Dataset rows
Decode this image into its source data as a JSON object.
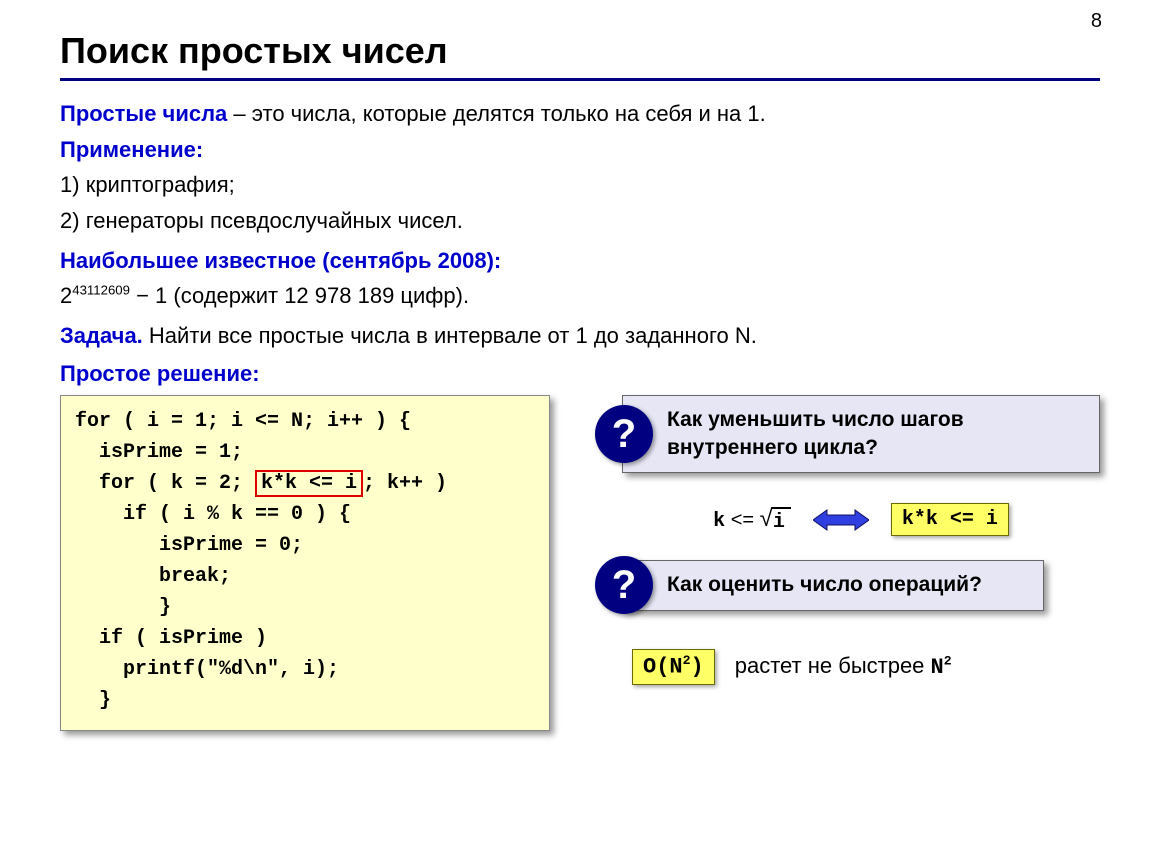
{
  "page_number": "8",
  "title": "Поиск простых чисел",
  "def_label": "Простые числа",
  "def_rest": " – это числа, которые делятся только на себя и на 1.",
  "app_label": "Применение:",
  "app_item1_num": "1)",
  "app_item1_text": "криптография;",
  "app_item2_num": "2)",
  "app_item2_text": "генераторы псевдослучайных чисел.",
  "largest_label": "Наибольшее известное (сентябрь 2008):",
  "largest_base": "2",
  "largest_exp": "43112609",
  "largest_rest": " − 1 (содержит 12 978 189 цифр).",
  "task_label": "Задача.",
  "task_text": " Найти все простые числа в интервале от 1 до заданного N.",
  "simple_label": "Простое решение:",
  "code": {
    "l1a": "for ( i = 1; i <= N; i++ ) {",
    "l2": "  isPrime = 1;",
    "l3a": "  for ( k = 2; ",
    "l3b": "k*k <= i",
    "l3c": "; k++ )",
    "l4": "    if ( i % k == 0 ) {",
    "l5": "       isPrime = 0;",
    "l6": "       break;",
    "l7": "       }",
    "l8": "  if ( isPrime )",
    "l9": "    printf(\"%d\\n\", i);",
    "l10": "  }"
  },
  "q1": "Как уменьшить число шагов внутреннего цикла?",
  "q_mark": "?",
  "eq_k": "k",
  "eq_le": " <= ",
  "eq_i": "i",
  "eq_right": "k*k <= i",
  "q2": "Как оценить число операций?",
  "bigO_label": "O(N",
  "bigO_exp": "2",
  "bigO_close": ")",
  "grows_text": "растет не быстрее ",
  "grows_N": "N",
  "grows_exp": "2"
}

_WRITTEN REQUEST_: Your copy should repeat each entry above exactly but contain no pictures.

_EXERCISE RESPONSE_:
Decode this image into its source data as a JSON object.
{
  "page_number": "8",
  "title": "Поиск простых чисел",
  "def_label": "Простые числа",
  "def_rest": " – это числа, которые делятся только на себя и на 1.",
  "app_label": "Применение:",
  "app_item1_num": "1)",
  "app_item1_text": "криптография;",
  "app_item2_num": "2)",
  "app_item2_text": "генераторы псевдослучайных чисел.",
  "largest_label": "Наибольшее известное (сентябрь 2008):",
  "largest_base": "2",
  "largest_exp": "43112609",
  "largest_rest": " − 1 (содержит 12 978 189 цифр).",
  "task_label": "Задача.",
  "task_text": " Найти все простые числа в интервале от 1 до заданного N.",
  "simple_label": "Простое решение:",
  "code": {
    "l1a": "for ( i = 1; i <= N; i++ ) {",
    "l2": "  isPrime = 1;",
    "l3a": "  for ( k = 2; ",
    "l3b": "k*k <= i",
    "l3c": "; k++ )",
    "l4": "    if ( i % k == 0 ) {",
    "l5": "       isPrime = 0;",
    "l6": "       break;",
    "l7": "       }",
    "l8": "  if ( isPrime )",
    "l9": "    printf(\"%d\\n\", i);",
    "l10": "  }"
  },
  "q1": "Как уменьшить число шагов внутреннего цикла?",
  "q_mark": "?",
  "eq_k": "k",
  "eq_le": " <= ",
  "eq_i": "i",
  "eq_right": "k*k <= i",
  "q2": "Как оценить число операций?",
  "bigO_label": "O(N",
  "bigO_exp": "2",
  "bigO_close": ")",
  "grows_text": "растет не быстрее ",
  "grows_N": "N",
  "grows_exp": "2"
}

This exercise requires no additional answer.